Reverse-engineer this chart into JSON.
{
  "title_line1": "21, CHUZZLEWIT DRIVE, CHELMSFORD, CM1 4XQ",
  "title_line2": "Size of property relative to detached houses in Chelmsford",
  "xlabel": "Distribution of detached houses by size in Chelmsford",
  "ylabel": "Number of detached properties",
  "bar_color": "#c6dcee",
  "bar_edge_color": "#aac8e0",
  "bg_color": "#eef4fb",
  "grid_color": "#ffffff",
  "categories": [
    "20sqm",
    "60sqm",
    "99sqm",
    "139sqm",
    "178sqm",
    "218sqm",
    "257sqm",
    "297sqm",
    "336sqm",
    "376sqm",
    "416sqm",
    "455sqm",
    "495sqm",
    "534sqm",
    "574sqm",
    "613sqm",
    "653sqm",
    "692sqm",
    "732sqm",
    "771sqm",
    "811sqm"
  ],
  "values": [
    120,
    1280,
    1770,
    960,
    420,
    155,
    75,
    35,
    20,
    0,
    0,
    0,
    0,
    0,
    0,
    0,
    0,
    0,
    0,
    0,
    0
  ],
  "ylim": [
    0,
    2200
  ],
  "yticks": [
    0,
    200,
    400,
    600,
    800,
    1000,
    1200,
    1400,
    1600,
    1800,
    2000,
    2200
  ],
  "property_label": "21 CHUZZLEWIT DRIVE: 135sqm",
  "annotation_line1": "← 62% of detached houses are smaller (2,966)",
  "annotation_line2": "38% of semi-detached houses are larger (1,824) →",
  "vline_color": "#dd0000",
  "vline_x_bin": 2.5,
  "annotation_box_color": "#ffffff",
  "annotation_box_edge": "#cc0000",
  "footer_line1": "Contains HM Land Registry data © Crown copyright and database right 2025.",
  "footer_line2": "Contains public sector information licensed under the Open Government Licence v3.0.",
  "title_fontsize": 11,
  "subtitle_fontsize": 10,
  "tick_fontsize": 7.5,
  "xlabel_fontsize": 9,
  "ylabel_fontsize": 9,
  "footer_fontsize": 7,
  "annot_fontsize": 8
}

────

• What you need to do: Search the entries for the word "Contains" and copy every line that has it.

• Reply:
  "footer_line1": "Contains HM Land Registry data © Crown copyright and database right 2025.",
  "footer_line2": "Contains public sector information licensed under the Open Government Licence v3.0.",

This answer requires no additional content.